WORK TO DO - Copy the items word for word, from the first line through the line containing "flag-upper-line-red[interactable]: [624, 452, 897, 490]", with both of those lines included.

EXERCISE MATERIALS -

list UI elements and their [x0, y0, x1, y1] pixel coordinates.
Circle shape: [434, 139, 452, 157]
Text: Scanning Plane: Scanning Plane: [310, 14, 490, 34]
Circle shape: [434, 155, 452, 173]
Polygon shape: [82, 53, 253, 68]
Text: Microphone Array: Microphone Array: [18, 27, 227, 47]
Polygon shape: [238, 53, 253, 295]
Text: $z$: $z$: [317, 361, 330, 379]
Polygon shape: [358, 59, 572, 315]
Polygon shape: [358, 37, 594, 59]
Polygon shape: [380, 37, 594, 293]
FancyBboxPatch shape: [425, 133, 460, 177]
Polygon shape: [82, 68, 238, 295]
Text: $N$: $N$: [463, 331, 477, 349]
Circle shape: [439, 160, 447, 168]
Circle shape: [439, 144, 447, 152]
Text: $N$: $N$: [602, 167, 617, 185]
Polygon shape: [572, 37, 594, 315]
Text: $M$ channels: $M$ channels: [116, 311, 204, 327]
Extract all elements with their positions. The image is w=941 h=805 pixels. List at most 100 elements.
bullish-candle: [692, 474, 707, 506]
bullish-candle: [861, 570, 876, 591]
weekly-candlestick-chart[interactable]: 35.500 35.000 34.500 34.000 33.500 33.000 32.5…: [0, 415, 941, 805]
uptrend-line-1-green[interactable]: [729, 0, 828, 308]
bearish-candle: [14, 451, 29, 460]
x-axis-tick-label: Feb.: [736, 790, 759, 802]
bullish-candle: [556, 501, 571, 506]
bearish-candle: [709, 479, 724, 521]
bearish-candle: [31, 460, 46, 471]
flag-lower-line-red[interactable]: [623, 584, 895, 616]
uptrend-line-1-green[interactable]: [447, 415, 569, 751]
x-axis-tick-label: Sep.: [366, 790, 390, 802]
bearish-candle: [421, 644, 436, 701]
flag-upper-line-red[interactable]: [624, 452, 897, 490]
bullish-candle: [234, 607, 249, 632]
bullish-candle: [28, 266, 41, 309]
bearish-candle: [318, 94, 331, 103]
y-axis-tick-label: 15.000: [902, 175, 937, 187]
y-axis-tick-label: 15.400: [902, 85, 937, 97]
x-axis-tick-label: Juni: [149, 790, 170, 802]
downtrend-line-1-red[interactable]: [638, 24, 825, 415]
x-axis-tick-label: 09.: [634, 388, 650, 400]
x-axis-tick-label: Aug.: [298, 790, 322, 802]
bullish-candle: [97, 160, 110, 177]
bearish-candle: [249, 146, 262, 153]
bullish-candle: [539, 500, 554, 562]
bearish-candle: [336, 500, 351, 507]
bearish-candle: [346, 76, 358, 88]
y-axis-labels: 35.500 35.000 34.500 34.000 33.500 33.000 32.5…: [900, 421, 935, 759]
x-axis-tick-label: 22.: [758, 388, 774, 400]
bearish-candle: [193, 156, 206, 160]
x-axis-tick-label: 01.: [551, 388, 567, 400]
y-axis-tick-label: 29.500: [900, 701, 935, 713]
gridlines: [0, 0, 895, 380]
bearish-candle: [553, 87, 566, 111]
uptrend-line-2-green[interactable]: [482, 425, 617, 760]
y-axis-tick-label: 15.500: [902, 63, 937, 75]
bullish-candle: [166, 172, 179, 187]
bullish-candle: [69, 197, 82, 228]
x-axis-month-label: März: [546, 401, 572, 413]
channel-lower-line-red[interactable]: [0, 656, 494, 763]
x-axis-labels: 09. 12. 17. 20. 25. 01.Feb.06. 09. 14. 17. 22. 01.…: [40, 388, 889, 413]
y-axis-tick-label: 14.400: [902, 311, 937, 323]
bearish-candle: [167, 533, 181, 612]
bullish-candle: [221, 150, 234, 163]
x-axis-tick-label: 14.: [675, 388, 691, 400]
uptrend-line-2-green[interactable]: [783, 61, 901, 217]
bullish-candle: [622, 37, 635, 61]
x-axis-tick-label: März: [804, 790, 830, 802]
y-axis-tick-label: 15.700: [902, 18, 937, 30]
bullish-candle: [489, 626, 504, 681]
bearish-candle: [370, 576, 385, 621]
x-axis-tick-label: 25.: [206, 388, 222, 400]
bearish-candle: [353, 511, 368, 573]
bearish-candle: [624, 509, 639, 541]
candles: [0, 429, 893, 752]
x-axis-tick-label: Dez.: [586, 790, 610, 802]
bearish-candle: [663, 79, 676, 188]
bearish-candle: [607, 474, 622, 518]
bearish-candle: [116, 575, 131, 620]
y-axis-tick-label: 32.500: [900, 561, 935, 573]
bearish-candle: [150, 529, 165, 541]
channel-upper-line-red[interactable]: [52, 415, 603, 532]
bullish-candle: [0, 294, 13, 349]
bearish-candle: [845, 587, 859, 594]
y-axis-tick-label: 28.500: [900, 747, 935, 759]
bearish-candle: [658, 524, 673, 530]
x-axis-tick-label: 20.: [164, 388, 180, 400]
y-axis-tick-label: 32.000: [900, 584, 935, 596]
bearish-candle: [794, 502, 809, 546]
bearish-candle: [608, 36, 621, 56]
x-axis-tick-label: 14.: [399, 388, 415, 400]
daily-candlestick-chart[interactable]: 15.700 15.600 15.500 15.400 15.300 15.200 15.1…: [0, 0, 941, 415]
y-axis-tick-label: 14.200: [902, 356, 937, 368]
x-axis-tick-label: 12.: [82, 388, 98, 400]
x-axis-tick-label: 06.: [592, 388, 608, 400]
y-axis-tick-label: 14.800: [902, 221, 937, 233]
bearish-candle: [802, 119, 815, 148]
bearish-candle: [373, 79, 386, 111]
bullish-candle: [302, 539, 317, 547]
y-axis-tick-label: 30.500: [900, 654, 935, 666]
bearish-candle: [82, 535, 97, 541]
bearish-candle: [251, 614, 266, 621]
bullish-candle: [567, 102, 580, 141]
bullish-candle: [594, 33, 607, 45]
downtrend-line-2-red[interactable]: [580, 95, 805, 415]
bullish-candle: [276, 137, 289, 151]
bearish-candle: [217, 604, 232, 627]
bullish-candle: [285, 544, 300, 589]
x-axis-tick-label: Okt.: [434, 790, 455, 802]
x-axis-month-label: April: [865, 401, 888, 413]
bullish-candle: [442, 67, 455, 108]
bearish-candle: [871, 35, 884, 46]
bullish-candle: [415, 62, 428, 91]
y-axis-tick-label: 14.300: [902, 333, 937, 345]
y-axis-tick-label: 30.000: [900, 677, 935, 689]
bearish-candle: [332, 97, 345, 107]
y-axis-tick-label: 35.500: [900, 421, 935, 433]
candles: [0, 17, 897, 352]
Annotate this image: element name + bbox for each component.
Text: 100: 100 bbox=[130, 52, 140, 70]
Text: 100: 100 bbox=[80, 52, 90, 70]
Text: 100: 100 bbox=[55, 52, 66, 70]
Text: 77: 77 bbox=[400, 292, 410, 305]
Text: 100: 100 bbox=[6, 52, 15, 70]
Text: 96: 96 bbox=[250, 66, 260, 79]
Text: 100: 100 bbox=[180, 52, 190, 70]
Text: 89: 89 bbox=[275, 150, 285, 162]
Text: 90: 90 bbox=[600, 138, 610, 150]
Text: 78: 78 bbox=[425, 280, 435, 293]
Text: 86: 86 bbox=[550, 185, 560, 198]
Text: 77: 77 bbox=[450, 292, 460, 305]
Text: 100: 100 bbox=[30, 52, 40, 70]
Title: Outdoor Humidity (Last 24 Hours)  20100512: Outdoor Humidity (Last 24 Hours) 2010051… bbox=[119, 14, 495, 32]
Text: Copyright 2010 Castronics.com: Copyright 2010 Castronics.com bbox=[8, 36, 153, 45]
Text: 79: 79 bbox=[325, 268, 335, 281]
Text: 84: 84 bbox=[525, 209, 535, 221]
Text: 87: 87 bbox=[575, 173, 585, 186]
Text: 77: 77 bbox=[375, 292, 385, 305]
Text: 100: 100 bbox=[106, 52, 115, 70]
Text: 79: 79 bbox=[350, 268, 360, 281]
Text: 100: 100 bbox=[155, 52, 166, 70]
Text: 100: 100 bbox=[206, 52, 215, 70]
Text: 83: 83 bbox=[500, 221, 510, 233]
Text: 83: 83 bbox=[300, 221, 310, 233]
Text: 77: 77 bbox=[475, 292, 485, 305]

ANSWER BELOW -
list UI elements and their [x0, y0, x1, y1] pixel coordinates.
Circle shape: [434, 139, 452, 157]
Text: Scanning Plane: Scanning Plane: [310, 14, 490, 34]
Circle shape: [434, 155, 452, 173]
Polygon shape: [82, 53, 253, 68]
Text: Microphone Array: Microphone Array: [18, 27, 227, 47]
Polygon shape: [238, 53, 253, 295]
Text: $z$: $z$: [317, 361, 330, 379]
Polygon shape: [358, 59, 572, 315]
Polygon shape: [358, 37, 594, 59]
Polygon shape: [380, 37, 594, 293]
FancyBboxPatch shape: [425, 133, 460, 177]
Polygon shape: [82, 68, 238, 295]
Text: $N$: $N$: [463, 331, 477, 349]
Circle shape: [439, 160, 447, 168]
Circle shape: [439, 144, 447, 152]
Text: $N$: $N$: [602, 167, 617, 185]
Polygon shape: [572, 37, 594, 315]
Text: $M$ channels: $M$ channels: [116, 311, 204, 327]
Extract all elements with their positions. The image is w=941 h=805 pixels. List at most 100 elements.
bullish-candle: [692, 474, 707, 506]
bullish-candle: [861, 570, 876, 591]
weekly-candlestick-chart[interactable]: 35.500 35.000 34.500 34.000 33.500 33.000 32.5…: [0, 415, 941, 805]
uptrend-line-1-green[interactable]: [729, 0, 828, 308]
bearish-candle: [14, 451, 29, 460]
x-axis-tick-label: Feb.: [736, 790, 759, 802]
bullish-candle: [556, 501, 571, 506]
bearish-candle: [709, 479, 724, 521]
bearish-candle: [31, 460, 46, 471]
flag-lower-line-red[interactable]: [623, 584, 895, 616]
uptrend-line-1-green[interactable]: [447, 415, 569, 751]
x-axis-tick-label: Sep.: [366, 790, 390, 802]
bearish-candle: [421, 644, 436, 701]
flag-upper-line-red[interactable]: [624, 452, 897, 490]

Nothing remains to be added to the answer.